Data entries:
....

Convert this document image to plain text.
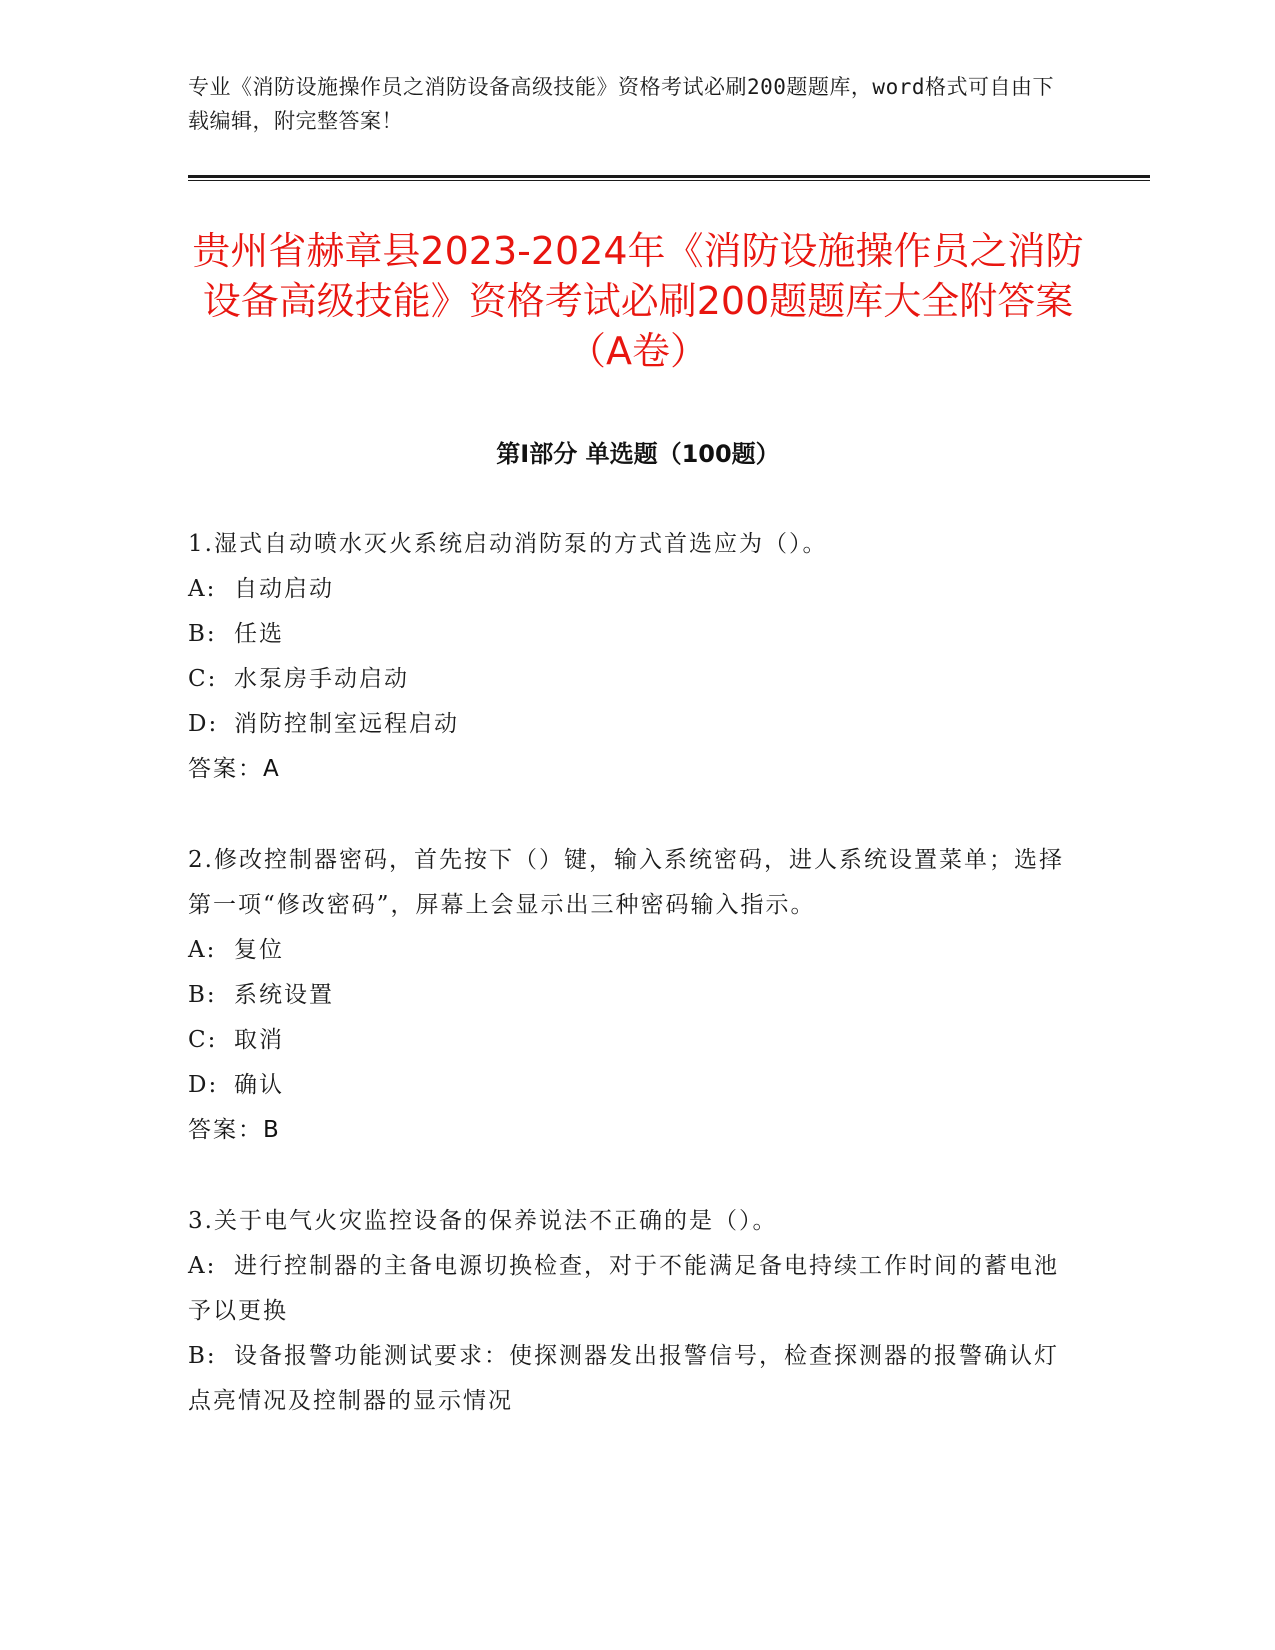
专业《消防设施操作员之消防设备高级技能》资格考试必刷200题题库，word格式可自由下载编辑，附完整答案！
贵州省赫章县2023-2024年《消防设施操作员之消防设备高级技能》资格考试必刷200题题库大全附答案（A卷）
第Ⅰ部分 单选题（100题）
1.湿式自动喷水灭火系统启动消防泵的方式首选应为（）。
A: 自动启动
B: 任选
C: 水泵房手动启动
D: 消防控制室远程启动
答案：A
2.修改控制器密码，首先按下（）键，输入系统密码，进人系统设置菜单；选择第一项“修改密码”，屏幕上会显示出三种密码输入指示。
A: 复位
B: 系统设置
C: 取消
D: 确认
答案：B
3.关于电气火灾监控设备的保养说法不正确的是（）。
A: 进行控制器的主备电源切换检查，对于不能满足备电持续工作时间的蓄电池予以更换
B: 设备报警功能测试要求：使探测器发出报警信号，检查探测器的报警确认灯点亮情况及控制器的显示情况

....

● Given exercise
Determine how many lines of the data contain "消防设施操作员之消防设备高级技能" and give nothing but that number.

● Expected answer
2